BEGIN DATA TO USE

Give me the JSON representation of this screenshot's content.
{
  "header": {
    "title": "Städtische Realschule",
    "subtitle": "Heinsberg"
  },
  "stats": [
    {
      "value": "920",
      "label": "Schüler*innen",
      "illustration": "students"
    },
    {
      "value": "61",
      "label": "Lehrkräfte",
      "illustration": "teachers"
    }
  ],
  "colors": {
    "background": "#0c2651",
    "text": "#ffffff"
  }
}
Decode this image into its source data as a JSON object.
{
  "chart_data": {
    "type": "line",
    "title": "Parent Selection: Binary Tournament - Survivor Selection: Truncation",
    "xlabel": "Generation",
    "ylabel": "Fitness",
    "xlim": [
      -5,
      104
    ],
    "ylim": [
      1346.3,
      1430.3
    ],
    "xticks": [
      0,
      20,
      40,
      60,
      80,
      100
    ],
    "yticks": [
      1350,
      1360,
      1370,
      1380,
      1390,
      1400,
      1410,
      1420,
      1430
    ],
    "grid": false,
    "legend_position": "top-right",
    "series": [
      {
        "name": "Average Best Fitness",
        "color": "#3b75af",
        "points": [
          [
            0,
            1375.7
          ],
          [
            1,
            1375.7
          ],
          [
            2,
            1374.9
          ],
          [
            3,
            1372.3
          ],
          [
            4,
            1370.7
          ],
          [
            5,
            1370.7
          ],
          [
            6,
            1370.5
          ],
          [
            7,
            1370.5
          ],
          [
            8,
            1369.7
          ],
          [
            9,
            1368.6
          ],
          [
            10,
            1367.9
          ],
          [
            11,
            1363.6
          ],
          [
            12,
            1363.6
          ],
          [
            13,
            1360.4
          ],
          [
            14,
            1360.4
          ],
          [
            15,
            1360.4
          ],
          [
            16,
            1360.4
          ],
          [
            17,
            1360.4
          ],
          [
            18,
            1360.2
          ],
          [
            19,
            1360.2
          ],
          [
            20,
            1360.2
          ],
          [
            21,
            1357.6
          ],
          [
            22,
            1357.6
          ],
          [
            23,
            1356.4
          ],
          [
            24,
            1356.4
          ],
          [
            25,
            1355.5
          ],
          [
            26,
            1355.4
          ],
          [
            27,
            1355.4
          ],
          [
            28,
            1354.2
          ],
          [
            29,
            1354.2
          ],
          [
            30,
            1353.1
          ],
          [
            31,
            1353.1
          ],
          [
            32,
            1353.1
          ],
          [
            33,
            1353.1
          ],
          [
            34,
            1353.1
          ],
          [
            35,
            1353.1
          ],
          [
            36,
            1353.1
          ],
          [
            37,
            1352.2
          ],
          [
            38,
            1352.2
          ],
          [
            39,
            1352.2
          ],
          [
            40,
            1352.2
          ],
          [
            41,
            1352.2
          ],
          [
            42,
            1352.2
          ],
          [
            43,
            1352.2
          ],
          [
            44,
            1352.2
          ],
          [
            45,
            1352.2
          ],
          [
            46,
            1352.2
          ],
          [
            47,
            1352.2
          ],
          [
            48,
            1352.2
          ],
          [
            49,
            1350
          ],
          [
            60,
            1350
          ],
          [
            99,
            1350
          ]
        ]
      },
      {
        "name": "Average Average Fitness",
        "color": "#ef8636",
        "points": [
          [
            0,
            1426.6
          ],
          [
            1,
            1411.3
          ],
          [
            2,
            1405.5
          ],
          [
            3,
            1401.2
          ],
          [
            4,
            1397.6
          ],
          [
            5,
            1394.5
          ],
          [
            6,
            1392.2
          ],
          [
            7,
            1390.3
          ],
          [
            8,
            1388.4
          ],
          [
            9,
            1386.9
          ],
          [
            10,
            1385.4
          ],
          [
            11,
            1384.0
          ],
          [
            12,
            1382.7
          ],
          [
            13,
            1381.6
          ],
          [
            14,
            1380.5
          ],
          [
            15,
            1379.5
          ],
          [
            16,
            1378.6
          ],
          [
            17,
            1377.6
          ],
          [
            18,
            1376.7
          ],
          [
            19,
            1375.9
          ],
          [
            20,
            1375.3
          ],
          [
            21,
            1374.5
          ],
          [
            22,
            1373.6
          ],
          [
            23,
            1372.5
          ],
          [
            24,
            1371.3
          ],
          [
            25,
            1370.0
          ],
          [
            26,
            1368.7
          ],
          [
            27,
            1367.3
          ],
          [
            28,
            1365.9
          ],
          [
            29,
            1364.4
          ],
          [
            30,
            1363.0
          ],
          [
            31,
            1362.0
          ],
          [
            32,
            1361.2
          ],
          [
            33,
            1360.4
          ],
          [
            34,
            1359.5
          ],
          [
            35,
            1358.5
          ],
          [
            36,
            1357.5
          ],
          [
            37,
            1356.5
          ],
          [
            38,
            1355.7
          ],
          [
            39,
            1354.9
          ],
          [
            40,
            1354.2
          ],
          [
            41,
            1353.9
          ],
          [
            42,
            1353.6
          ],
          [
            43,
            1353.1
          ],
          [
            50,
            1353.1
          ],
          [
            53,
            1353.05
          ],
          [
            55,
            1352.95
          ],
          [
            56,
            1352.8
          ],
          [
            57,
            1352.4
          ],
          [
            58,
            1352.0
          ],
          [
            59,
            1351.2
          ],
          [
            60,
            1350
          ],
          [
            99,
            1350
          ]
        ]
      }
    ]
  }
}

END DATA TO USE

[YOUR TASK]
Please reproduce each record precisely as written.

[EXERCISE RESULT]
Give me the JSON representation of this screenshot's content.
{
  "header": {
    "title": "Städtische Realschule",
    "subtitle": "Heinsberg"
  },
  "stats": [
    {
      "value": "920",
      "label": "Schüler*innen",
      "illustration": "students"
    },
    {
      "value": "61",
      "label": "Lehrkräfte",
      "illustration": "teachers"
    }
  ],
  "colors": {
    "background": "#0c2651",
    "text": "#ffffff"
  }
}
Decode this image into its source data as a JSON object.
{
  "chart_data": {
    "type": "line",
    "title": "Parent Selection: Binary Tournament - Survivor Selection: Truncation",
    "xlabel": "Generation",
    "ylabel": "Fitness",
    "xlim": [
      -5,
      104
    ],
    "ylim": [
      1346.3,
      1430.3
    ],
    "xticks": [
      0,
      20,
      40,
      60,
      80,
      100
    ],
    "yticks": [
      1350,
      1360,
      1370,
      1380,
      1390,
      1400,
      1410,
      1420,
      1430
    ],
    "grid": false,
    "legend_position": "top-right",
    "series": [
      {
        "name": "Average Best Fitness",
        "color": "#3b75af",
        "points": [
          [
            0,
            1375.7
          ],
          [
            1,
            1375.7
          ],
          [
            2,
            1374.9
          ],
          [
            3,
            1372.3
          ],
          [
            4,
            1370.7
          ],
          [
            5,
            1370.7
          ],
          [
            6,
            1370.5
          ],
          [
            7,
            1370.5
          ],
          [
            8,
            1369.7
          ],
          [
            9,
            1368.6
          ],
          [
            10,
            1367.9
          ],
          [
            11,
            1363.6
          ],
          [
            12,
            1363.6
          ],
          [
            13,
            1360.4
          ],
          [
            14,
            1360.4
          ],
          [
            15,
            1360.4
          ],
          [
            16,
            1360.4
          ],
          [
            17,
            1360.4
          ],
          [
            18,
            1360.2
          ],
          [
            19,
            1360.2
          ],
          [
            20,
            1360.2
          ],
          [
            21,
            1357.6
          ],
          [
            22,
            1357.6
          ],
          [
            23,
            1356.4
          ],
          [
            24,
            1356.4
          ],
          [
            25,
            1355.5
          ],
          [
            26,
            1355.4
          ],
          [
            27,
            1355.4
          ],
          [
            28,
            1354.2
          ],
          [
            29,
            1354.2
          ],
          [
            30,
            1353.1
          ],
          [
            31,
            1353.1
          ],
          [
            32,
            1353.1
          ],
          [
            33,
            1353.1
          ],
          [
            34,
            1353.1
          ],
          [
            35,
            1353.1
          ],
          [
            36,
            1353.1
          ],
          [
            37,
            1352.2
          ],
          [
            38,
            1352.2
          ],
          [
            39,
            1352.2
          ],
          [
            40,
            1352.2
          ],
          [
            41,
            1352.2
          ],
          [
            42,
            1352.2
          ],
          [
            43,
            1352.2
          ],
          [
            44,
            1352.2
          ],
          [
            45,
            1352.2
          ],
          [
            46,
            1352.2
          ],
          [
            47,
            1352.2
          ],
          [
            48,
            1352.2
          ],
          [
            49,
            1350
          ],
          [
            60,
            1350
          ],
          [
            99,
            1350
          ]
        ]
      },
      {
        "name": "Average Average Fitness",
        "color": "#ef8636",
        "points": [
          [
            0,
            1426.6
          ],
          [
            1,
            1411.3
          ],
          [
            2,
            1405.5
          ],
          [
            3,
            1401.2
          ],
          [
            4,
            1397.6
          ],
          [
            5,
            1394.5
          ],
          [
            6,
            1392.2
          ],
          [
            7,
            1390.3
          ],
          [
            8,
            1388.4
          ],
          [
            9,
            1386.9
          ],
          [
            10,
            1385.4
          ],
          [
            11,
            1384.0
          ],
          [
            12,
            1382.7
          ],
          [
            13,
            1381.6
          ],
          [
            14,
            1380.5
          ],
          [
            15,
            1379.5
          ],
          [
            16,
            1378.6
          ],
          [
            17,
            1377.6
          ],
          [
            18,
            1376.7
          ],
          [
            19,
            1375.9
          ],
          [
            20,
            1375.3
          ],
          [
            21,
            1374.5
          ],
          [
            22,
            1373.6
          ],
          [
            23,
            1372.5
          ],
          [
            24,
            1371.3
          ],
          [
            25,
            1370.0
          ],
          [
            26,
            1368.7
          ],
          [
            27,
            1367.3
          ],
          [
            28,
            1365.9
          ],
          [
            29,
            1364.4
          ],
          [
            30,
            1363.0
          ],
          [
            31,
            1362.0
          ],
          [
            32,
            1361.2
          ],
          [
            33,
            1360.4
          ],
          [
            34,
            1359.5
          ],
          [
            35,
            1358.5
          ],
          [
            36,
            1357.5
          ],
          [
            37,
            1356.5
          ],
          [
            38,
            1355.7
          ],
          [
            39,
            1354.9
          ],
          [
            40,
            1354.2
          ],
          [
            41,
            1353.9
          ],
          [
            42,
            1353.6
          ],
          [
            43,
            1353.1
          ],
          [
            50,
            1353.1
          ],
          [
            53,
            1353.05
          ],
          [
            55,
            1352.95
          ],
          [
            56,
            1352.8
          ],
          [
            57,
            1352.4
          ],
          [
            58,
            1352.0
          ],
          [
            59,
            1351.2
          ],
          [
            60,
            1350
          ],
          [
            99,
            1350
          ]
        ]
      }
    ]
  }
}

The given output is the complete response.